▶ _What the task requires_
Reproduce every listing below line for line, changing nothing.

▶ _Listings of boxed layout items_
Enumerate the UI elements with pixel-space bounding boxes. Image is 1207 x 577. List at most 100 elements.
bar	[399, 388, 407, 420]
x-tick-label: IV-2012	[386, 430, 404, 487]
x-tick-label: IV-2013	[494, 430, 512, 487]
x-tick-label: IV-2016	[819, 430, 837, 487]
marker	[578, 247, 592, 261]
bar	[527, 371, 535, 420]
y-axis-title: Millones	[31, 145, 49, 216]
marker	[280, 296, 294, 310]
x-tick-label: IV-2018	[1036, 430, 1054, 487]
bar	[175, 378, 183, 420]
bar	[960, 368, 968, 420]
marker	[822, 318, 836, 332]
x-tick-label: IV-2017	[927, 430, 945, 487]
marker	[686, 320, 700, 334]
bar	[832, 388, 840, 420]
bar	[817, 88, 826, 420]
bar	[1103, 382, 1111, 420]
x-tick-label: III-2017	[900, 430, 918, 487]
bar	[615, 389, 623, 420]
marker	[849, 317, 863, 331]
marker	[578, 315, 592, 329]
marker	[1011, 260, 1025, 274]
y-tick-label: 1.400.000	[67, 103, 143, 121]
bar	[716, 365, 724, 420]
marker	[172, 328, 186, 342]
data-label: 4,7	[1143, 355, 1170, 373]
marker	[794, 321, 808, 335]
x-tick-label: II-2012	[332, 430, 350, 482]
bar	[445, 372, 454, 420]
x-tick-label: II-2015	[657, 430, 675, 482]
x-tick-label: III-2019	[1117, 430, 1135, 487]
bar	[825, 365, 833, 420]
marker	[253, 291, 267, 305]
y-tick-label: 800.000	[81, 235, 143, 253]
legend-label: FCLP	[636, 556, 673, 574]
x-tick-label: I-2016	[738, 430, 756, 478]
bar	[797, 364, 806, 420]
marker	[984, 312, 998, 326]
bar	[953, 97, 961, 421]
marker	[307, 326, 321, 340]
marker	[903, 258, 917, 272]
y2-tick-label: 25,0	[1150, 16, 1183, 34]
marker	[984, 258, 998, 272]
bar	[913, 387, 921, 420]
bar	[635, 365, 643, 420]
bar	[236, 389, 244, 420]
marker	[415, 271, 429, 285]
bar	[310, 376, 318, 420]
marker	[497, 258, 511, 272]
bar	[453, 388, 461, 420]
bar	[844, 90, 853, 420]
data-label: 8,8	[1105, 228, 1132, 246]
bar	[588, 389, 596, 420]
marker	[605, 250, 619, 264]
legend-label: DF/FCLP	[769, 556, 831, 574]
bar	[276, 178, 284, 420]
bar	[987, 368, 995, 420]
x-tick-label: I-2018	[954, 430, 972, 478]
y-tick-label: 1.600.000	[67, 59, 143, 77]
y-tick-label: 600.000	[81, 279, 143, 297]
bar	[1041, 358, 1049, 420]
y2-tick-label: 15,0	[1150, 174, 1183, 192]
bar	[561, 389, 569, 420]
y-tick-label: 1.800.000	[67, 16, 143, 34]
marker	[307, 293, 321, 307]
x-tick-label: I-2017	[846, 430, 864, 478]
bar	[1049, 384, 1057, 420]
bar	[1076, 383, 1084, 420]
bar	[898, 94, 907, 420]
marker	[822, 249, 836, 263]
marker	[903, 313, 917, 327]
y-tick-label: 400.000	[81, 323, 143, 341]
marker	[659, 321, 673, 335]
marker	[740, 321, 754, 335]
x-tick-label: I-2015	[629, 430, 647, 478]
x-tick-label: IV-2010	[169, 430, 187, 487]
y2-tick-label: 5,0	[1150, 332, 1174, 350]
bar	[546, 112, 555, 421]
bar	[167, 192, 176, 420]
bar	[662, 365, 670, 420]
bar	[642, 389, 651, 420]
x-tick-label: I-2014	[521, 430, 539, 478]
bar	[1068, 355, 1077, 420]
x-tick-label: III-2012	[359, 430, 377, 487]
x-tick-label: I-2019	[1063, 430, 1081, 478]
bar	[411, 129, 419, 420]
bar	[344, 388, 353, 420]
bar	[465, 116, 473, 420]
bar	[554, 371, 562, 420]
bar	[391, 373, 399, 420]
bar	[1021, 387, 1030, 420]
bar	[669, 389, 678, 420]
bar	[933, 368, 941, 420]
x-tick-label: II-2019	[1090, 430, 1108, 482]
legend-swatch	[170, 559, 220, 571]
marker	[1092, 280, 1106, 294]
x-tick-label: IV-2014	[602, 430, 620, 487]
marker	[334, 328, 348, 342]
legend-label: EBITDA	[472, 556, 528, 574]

▶ _The answer_
Enumerate the UI elements with pixel-space bounding boxes. Image is 1207 x 577. List at most 100 elements.
bar	[399, 388, 407, 420]
x-tick-label: IV-2012	[386, 430, 404, 487]
x-tick-label: IV-2013	[494, 430, 512, 487]
x-tick-label: IV-2016	[819, 430, 837, 487]
marker	[578, 247, 592, 261]
bar	[527, 371, 535, 420]
y-axis-title: Millones	[31, 145, 49, 216]
marker	[280, 296, 294, 310]
x-tick-label: IV-2018	[1036, 430, 1054, 487]
bar	[175, 378, 183, 420]
bar	[960, 368, 968, 420]
marker	[822, 318, 836, 332]
x-tick-label: IV-2017	[927, 430, 945, 487]
marker	[686, 320, 700, 334]
bar	[832, 388, 840, 420]
bar	[817, 88, 826, 420]
bar	[1103, 382, 1111, 420]
x-tick-label: III-2017	[900, 430, 918, 487]
bar	[615, 389, 623, 420]
marker	[849, 317, 863, 331]
marker	[578, 315, 592, 329]
marker	[1011, 260, 1025, 274]
y-tick-label: 1.400.000	[67, 103, 143, 121]
bar	[716, 365, 724, 420]
marker	[172, 328, 186, 342]
data-label: 4,7	[1143, 355, 1170, 373]
marker	[794, 321, 808, 335]
x-tick-label: II-2012	[332, 430, 350, 482]
bar	[445, 372, 454, 420]
x-tick-label: II-2015	[657, 430, 675, 482]
x-tick-label: III-2019	[1117, 430, 1135, 487]
bar	[825, 365, 833, 420]
marker	[253, 291, 267, 305]
y-tick-label: 800.000	[81, 235, 143, 253]
legend-label: FCLP	[636, 556, 673, 574]
x-tick-label: I-2016	[738, 430, 756, 478]
bar	[797, 364, 806, 420]
marker	[984, 312, 998, 326]
bar	[953, 97, 961, 421]
marker	[307, 326, 321, 340]
marker	[903, 258, 917, 272]
y2-tick-label: 25,0	[1150, 16, 1183, 34]
marker	[984, 258, 998, 272]
bar	[913, 387, 921, 420]
bar	[635, 365, 643, 420]
bar	[236, 389, 244, 420]
marker	[415, 271, 429, 285]
bar	[310, 376, 318, 420]
marker	[497, 258, 511, 272]
bar	[453, 388, 461, 420]
bar	[844, 90, 853, 420]
data-label: 8,8	[1105, 228, 1132, 246]
bar	[588, 389, 596, 420]
marker	[605, 250, 619, 264]
legend-label: DF/FCLP	[769, 556, 831, 574]
bar	[276, 178, 284, 420]
bar	[987, 368, 995, 420]
x-tick-label: I-2018	[954, 430, 972, 478]
y-tick-label: 1.600.000	[67, 59, 143, 77]
y-tick-label: 600.000	[81, 279, 143, 297]
bar	[1041, 358, 1049, 420]
y2-tick-label: 15,0	[1150, 174, 1183, 192]
bar	[561, 389, 569, 420]
y-tick-label: 1.800.000	[67, 16, 143, 34]
marker	[307, 293, 321, 307]
x-tick-label: I-2017	[846, 430, 864, 478]
bar	[1049, 384, 1057, 420]
bar	[1076, 383, 1084, 420]
bar	[898, 94, 907, 420]
marker	[822, 249, 836, 263]
marker	[903, 313, 917, 327]
y-tick-label: 400.000	[81, 323, 143, 341]
marker	[659, 321, 673, 335]
marker	[740, 321, 754, 335]
x-tick-label: I-2015	[629, 430, 647, 478]
x-tick-label: IV-2010	[169, 430, 187, 487]
y2-tick-label: 5,0	[1150, 332, 1174, 350]
bar	[546, 112, 555, 421]
bar	[167, 192, 176, 420]
bar	[662, 365, 670, 420]
bar	[642, 389, 651, 420]
x-tick-label: I-2014	[521, 430, 539, 478]
bar	[1068, 355, 1077, 420]
x-tick-label: III-2012	[359, 430, 377, 487]
x-tick-label: I-2019	[1063, 430, 1081, 478]
bar	[411, 129, 419, 420]
bar	[344, 388, 353, 420]
bar	[465, 116, 473, 420]
bar	[554, 371, 562, 420]
bar	[391, 373, 399, 420]
bar	[1021, 387, 1030, 420]
bar	[669, 389, 678, 420]
bar	[933, 368, 941, 420]
x-tick-label: II-2019	[1090, 430, 1108, 482]
legend-swatch	[170, 559, 220, 571]
marker	[1092, 280, 1106, 294]
x-tick-label: IV-2014	[602, 430, 620, 487]
marker	[334, 328, 348, 342]
legend-label: EBITDA	[472, 556, 528, 574]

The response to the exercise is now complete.